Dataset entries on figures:
+===+

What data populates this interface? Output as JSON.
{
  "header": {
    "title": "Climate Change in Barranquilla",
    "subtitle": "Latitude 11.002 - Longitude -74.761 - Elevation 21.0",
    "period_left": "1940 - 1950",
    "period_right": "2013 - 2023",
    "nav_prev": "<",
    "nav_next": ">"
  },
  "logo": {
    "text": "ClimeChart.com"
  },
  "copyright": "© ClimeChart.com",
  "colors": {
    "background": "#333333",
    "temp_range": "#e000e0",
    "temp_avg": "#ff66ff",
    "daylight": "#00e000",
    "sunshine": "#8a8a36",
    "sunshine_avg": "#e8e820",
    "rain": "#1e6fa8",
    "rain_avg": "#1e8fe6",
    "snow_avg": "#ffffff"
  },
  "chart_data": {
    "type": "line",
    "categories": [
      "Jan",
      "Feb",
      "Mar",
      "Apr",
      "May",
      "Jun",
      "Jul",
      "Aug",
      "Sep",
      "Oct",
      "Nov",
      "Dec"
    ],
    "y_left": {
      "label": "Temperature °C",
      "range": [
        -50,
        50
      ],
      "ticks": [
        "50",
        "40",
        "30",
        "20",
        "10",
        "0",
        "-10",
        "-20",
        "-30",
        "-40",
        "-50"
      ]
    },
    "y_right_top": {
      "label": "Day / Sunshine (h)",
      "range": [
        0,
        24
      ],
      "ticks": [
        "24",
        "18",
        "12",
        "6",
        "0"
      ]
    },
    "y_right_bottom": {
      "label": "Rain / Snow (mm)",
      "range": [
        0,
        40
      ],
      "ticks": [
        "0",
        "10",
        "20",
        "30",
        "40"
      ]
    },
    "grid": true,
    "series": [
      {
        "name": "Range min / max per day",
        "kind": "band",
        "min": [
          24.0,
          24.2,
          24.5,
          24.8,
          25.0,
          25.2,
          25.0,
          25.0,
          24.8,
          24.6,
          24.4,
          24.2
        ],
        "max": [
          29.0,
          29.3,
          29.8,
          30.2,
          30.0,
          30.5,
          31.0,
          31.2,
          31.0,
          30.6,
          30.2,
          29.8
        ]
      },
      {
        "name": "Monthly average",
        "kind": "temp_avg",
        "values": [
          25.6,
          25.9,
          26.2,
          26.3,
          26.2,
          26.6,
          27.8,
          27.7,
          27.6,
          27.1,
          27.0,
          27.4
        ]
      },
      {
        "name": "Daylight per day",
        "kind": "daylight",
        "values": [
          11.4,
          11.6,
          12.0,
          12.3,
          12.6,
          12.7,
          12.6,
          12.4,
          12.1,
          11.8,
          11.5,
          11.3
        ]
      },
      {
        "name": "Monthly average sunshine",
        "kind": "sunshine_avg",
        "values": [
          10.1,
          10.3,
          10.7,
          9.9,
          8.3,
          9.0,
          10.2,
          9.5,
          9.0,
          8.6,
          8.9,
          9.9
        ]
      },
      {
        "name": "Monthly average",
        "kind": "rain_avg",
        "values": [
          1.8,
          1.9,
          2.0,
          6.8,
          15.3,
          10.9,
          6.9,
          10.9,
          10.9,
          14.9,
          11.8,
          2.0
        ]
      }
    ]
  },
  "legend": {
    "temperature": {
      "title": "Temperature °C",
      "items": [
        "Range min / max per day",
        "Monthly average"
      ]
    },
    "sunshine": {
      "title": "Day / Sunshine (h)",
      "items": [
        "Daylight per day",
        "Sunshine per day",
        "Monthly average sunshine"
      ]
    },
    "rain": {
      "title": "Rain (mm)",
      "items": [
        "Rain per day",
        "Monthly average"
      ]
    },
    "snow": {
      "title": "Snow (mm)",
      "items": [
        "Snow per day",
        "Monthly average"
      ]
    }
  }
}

+===+

Take the entries above and transcribe them in full.

What data populates this interface? Output as JSON.
{
  "header": {
    "title": "Climate Change in Barranquilla",
    "subtitle": "Latitude 11.002 - Longitude -74.761 - Elevation 21.0",
    "period_left": "1940 - 1950",
    "period_right": "2013 - 2023",
    "nav_prev": "<",
    "nav_next": ">"
  },
  "logo": {
    "text": "ClimeChart.com"
  },
  "copyright": "© ClimeChart.com",
  "colors": {
    "background": "#333333",
    "temp_range": "#e000e0",
    "temp_avg": "#ff66ff",
    "daylight": "#00e000",
    "sunshine": "#8a8a36",
    "sunshine_avg": "#e8e820",
    "rain": "#1e6fa8",
    "rain_avg": "#1e8fe6",
    "snow_avg": "#ffffff"
  },
  "chart_data": {
    "type": "line",
    "categories": [
      "Jan",
      "Feb",
      "Mar",
      "Apr",
      "May",
      "Jun",
      "Jul",
      "Aug",
      "Sep",
      "Oct",
      "Nov",
      "Dec"
    ],
    "y_left": {
      "label": "Temperature °C",
      "range": [
        -50,
        50
      ],
      "ticks": [
        "50",
        "40",
        "30",
        "20",
        "10",
        "0",
        "-10",
        "-20",
        "-30",
        "-40",
        "-50"
      ]
    },
    "y_right_top": {
      "label": "Day / Sunshine (h)",
      "range": [
        0,
        24
      ],
      "ticks": [
        "24",
        "18",
        "12",
        "6",
        "0"
      ]
    },
    "y_right_bottom": {
      "label": "Rain / Snow (mm)",
      "range": [
        0,
        40
      ],
      "ticks": [
        "0",
        "10",
        "20",
        "30",
        "40"
      ]
    },
    "grid": true,
    "series": [
      {
        "name": "Range min / max per day",
        "kind": "band",
        "min": [
          24.0,
          24.2,
          24.5,
          24.8,
          25.0,
          25.2,
          25.0,
          25.0,
          24.8,
          24.6,
          24.4,
          24.2
        ],
        "max": [
          29.0,
          29.3,
          29.8,
          30.2,
          30.0,
          30.5,
          31.0,
          31.2,
          31.0,
          30.6,
          30.2,
          29.8
        ]
      },
      {
        "name": "Monthly average",
        "kind": "temp_avg",
        "values": [
          25.6,
          25.9,
          26.2,
          26.3,
          26.2,
          26.6,
          27.8,
          27.7,
          27.6,
          27.1,
          27.0,
          27.4
        ]
      },
      {
        "name": "Daylight per day",
        "kind": "daylight",
        "values": [
          11.4,
          11.6,
          12.0,
          12.3,
          12.6,
          12.7,
          12.6,
          12.4,
          12.1,
          11.8,
          11.5,
          11.3
        ]
      },
      {
        "name": "Monthly average sunshine",
        "kind": "sunshine_avg",
        "values": [
          10.1,
          10.3,
          10.7,
          9.9,
          8.3,
          9.0,
          10.2,
          9.5,
          9.0,
          8.6,
          8.9,
          9.9
        ]
      },
      {
        "name": "Monthly average",
        "kind": "rain_avg",
        "values": [
          1.8,
          1.9,
          2.0,
          6.8,
          15.3,
          10.9,
          6.9,
          10.9,
          10.9,
          14.9,
          11.8,
          2.0
        ]
      }
    ]
  },
  "legend": {
    "temperature": {
      "title": "Temperature °C",
      "items": [
        "Range min / max per day",
        "Monthly average"
      ]
    },
    "sunshine": {
      "title": "Day / Sunshine (h)",
      "items": [
        "Daylight per day",
        "Sunshine per day",
        "Monthly average sunshine"
      ]
    },
    "rain": {
      "title": "Rain (mm)",
      "items": [
        "Rain per day",
        "Monthly average"
      ]
    },
    "snow": {
      "title": "Snow (mm)",
      "items": [
        "Snow per day",
        "Monthly average"
      ]
    }
  }
}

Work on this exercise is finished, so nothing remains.